> WORK INSTRUCTIONS
In the data below, locate each line with the word "type" and list it.

Structured figure records

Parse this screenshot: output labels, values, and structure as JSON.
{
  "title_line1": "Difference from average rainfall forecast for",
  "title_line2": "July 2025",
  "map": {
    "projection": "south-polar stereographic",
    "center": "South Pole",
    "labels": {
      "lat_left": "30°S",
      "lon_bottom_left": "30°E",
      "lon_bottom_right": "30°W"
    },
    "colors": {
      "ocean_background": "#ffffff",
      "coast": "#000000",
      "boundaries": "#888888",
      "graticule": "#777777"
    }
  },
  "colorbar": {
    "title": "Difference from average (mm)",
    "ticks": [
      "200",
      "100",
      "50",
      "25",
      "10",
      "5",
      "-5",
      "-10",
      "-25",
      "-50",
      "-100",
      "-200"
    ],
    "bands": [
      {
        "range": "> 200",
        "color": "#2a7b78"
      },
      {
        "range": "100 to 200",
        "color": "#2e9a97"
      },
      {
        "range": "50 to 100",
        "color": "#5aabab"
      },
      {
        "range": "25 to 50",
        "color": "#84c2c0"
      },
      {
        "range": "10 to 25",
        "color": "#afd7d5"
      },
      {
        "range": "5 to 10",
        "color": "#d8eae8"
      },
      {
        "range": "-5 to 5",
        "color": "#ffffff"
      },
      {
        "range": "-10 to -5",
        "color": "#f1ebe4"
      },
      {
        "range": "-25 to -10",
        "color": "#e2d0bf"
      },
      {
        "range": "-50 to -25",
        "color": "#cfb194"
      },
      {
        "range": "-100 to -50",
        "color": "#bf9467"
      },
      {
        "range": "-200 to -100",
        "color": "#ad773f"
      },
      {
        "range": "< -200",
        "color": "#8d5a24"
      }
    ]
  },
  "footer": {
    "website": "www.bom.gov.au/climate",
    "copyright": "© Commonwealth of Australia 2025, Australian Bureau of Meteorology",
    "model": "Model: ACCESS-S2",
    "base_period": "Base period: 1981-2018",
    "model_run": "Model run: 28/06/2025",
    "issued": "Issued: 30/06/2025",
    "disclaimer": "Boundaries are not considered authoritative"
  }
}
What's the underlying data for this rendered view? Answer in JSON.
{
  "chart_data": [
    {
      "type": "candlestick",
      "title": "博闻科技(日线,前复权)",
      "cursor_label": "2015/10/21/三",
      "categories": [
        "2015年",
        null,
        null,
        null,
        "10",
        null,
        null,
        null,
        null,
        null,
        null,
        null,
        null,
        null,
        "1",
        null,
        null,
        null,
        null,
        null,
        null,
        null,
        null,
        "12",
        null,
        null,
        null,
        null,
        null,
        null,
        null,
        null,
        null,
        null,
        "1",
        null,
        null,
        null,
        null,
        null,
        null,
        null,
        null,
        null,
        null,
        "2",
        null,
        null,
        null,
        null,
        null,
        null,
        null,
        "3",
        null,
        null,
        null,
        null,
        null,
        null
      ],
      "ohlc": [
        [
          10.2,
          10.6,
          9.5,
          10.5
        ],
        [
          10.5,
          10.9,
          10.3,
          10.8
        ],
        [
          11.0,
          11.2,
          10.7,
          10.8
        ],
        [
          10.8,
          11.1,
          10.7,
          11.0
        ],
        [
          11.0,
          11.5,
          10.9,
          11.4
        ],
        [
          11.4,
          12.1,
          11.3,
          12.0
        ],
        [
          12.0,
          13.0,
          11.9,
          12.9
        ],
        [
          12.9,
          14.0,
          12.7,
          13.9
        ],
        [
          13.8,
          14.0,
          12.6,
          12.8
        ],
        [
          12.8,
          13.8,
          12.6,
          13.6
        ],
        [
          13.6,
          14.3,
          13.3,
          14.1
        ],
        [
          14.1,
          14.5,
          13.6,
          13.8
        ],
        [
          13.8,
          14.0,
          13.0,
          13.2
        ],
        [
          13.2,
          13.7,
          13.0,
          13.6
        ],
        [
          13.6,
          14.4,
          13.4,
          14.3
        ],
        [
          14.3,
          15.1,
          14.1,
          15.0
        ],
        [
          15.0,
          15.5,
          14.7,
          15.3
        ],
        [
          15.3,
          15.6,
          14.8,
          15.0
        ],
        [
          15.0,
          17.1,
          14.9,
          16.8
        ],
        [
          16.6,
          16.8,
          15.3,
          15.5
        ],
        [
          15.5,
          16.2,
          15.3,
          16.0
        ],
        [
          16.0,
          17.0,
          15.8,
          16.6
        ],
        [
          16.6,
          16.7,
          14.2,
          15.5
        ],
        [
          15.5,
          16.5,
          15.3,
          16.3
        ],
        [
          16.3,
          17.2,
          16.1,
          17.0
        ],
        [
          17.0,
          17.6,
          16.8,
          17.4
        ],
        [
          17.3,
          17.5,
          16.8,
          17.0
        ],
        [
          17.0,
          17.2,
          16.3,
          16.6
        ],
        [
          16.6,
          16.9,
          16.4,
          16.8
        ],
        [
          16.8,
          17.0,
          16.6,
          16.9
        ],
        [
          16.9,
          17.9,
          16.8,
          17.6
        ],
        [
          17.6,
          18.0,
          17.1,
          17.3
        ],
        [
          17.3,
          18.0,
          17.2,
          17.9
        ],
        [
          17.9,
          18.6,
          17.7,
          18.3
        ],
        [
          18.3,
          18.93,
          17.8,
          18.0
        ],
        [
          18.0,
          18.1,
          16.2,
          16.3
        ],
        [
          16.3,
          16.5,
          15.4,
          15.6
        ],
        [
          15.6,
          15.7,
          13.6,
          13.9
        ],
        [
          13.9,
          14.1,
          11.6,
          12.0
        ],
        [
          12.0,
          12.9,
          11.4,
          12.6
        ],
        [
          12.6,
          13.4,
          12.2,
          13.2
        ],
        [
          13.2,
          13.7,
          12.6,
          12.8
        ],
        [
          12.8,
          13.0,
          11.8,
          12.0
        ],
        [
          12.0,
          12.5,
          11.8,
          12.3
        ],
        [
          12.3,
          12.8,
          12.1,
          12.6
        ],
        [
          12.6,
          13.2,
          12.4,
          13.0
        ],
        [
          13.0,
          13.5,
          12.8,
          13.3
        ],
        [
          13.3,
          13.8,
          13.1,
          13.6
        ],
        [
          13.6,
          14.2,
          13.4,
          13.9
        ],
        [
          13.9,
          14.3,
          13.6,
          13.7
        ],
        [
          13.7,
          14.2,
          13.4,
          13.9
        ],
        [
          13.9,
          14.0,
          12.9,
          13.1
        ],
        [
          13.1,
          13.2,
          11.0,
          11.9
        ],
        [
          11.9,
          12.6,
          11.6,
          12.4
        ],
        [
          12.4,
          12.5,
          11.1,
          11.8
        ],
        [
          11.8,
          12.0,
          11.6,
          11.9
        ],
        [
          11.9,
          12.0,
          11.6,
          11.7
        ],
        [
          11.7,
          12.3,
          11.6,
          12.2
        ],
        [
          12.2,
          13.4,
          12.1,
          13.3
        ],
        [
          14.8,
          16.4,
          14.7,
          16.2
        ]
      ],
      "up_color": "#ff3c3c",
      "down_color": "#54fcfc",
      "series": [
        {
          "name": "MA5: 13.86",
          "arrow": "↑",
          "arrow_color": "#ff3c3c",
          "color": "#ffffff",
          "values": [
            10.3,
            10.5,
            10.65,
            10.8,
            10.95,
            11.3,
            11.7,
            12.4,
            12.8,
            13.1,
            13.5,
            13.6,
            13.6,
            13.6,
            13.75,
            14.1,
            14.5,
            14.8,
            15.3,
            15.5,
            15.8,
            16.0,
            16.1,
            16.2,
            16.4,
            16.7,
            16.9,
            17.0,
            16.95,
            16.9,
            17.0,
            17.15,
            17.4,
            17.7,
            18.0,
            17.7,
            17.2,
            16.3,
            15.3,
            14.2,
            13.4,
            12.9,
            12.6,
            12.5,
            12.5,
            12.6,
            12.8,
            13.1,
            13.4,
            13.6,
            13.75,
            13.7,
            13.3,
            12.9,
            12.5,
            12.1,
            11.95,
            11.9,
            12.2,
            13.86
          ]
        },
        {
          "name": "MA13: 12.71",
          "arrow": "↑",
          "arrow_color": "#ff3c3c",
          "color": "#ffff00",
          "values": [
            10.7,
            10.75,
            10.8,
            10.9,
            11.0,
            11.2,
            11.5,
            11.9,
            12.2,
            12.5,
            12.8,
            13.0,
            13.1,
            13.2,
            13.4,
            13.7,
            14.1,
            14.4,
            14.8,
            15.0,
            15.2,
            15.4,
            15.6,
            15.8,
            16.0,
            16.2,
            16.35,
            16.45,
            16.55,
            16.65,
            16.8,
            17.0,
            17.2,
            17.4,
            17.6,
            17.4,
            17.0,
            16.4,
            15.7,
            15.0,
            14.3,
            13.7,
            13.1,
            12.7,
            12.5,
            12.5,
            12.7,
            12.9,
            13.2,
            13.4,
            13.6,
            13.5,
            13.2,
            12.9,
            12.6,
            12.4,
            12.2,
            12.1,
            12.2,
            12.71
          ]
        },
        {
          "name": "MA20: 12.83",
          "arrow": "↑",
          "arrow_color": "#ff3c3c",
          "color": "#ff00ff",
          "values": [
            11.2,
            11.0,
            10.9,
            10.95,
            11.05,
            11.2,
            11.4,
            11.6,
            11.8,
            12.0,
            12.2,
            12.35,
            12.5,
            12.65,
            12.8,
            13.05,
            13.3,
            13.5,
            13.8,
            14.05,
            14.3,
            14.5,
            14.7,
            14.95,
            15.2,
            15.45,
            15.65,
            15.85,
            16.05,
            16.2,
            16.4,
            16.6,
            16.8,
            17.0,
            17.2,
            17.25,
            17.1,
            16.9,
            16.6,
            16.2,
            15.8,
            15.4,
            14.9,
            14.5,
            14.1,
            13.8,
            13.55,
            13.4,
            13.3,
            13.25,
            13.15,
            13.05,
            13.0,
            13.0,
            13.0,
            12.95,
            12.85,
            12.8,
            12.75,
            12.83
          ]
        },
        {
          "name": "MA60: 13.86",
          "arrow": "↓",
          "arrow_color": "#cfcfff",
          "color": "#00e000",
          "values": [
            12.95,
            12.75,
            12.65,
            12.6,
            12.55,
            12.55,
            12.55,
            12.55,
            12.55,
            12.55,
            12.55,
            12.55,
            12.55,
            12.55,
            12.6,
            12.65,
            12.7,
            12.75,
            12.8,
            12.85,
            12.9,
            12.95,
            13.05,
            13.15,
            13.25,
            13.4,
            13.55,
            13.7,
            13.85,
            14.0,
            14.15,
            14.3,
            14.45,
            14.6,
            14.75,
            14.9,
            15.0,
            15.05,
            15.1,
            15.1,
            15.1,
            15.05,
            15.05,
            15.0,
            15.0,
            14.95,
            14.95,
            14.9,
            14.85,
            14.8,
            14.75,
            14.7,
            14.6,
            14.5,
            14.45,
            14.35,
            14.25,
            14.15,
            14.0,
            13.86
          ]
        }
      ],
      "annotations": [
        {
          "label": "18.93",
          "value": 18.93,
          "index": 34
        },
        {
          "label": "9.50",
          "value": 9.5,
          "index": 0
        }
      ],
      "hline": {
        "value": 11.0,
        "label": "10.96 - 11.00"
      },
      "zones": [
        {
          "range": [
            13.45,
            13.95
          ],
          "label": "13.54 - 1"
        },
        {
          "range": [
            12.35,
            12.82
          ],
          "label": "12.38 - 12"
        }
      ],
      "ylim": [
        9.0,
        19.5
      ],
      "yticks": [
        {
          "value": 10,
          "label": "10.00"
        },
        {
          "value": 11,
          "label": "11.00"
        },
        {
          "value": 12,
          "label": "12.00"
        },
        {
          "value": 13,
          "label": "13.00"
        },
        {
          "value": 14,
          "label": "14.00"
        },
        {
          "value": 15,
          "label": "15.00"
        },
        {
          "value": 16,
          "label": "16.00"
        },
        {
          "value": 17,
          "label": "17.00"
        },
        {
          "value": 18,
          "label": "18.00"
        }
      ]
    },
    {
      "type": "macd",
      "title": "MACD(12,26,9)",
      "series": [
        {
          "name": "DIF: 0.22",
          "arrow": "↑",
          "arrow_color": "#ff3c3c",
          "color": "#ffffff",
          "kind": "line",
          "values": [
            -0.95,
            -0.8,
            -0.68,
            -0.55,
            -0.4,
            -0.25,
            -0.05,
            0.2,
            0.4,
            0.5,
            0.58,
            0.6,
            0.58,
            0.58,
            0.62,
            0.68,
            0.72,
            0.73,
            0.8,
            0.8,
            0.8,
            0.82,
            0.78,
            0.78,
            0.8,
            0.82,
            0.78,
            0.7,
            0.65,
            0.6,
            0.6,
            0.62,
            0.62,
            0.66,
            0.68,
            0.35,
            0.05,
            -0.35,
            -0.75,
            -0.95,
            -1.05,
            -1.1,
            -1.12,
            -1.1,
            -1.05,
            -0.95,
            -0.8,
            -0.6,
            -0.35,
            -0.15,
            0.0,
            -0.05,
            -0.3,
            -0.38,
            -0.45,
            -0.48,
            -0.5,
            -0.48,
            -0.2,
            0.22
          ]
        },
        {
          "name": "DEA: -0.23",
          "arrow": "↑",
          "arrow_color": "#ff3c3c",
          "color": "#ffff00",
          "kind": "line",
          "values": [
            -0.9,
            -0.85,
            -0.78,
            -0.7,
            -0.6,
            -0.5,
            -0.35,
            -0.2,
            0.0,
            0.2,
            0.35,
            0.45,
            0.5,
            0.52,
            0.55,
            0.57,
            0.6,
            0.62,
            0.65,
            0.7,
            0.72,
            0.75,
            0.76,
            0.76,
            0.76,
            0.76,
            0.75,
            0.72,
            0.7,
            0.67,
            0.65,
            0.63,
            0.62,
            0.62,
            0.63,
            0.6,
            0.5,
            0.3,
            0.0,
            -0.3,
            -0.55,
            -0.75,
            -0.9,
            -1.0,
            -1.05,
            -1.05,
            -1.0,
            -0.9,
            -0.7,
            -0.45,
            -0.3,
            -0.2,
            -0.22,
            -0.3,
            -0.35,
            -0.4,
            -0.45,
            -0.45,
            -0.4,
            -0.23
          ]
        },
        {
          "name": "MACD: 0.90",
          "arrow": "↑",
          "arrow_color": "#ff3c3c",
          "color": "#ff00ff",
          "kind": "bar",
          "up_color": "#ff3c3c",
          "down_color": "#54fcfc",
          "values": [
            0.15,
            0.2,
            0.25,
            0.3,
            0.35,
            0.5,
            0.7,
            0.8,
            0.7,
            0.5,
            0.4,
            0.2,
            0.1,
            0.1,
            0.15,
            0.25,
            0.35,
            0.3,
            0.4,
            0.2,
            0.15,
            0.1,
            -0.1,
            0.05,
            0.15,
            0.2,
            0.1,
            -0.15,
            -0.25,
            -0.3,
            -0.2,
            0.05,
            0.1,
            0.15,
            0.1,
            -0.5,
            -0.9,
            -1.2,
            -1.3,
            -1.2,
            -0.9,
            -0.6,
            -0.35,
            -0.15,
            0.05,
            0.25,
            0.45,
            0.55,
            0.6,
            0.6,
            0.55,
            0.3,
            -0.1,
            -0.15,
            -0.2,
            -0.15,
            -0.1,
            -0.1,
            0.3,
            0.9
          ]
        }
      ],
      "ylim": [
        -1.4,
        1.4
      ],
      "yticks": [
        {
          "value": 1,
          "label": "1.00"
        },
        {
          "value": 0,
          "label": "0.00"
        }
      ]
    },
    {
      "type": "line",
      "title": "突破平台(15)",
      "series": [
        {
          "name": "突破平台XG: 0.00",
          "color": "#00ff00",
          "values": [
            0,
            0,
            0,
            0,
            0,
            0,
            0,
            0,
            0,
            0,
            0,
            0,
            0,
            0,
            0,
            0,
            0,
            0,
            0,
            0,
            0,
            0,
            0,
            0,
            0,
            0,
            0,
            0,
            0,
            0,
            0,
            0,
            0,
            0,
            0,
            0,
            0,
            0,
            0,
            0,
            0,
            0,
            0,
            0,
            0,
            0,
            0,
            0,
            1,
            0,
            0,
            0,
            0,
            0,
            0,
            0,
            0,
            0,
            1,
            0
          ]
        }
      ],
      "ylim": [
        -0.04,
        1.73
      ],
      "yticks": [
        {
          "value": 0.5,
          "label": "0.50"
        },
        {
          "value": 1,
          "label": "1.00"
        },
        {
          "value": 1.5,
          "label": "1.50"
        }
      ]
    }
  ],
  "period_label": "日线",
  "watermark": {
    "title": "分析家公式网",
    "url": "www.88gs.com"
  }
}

> RESPONSE TO THIS TASK
      "type": "candlestick",
      "type": "macd",
      "type": "line",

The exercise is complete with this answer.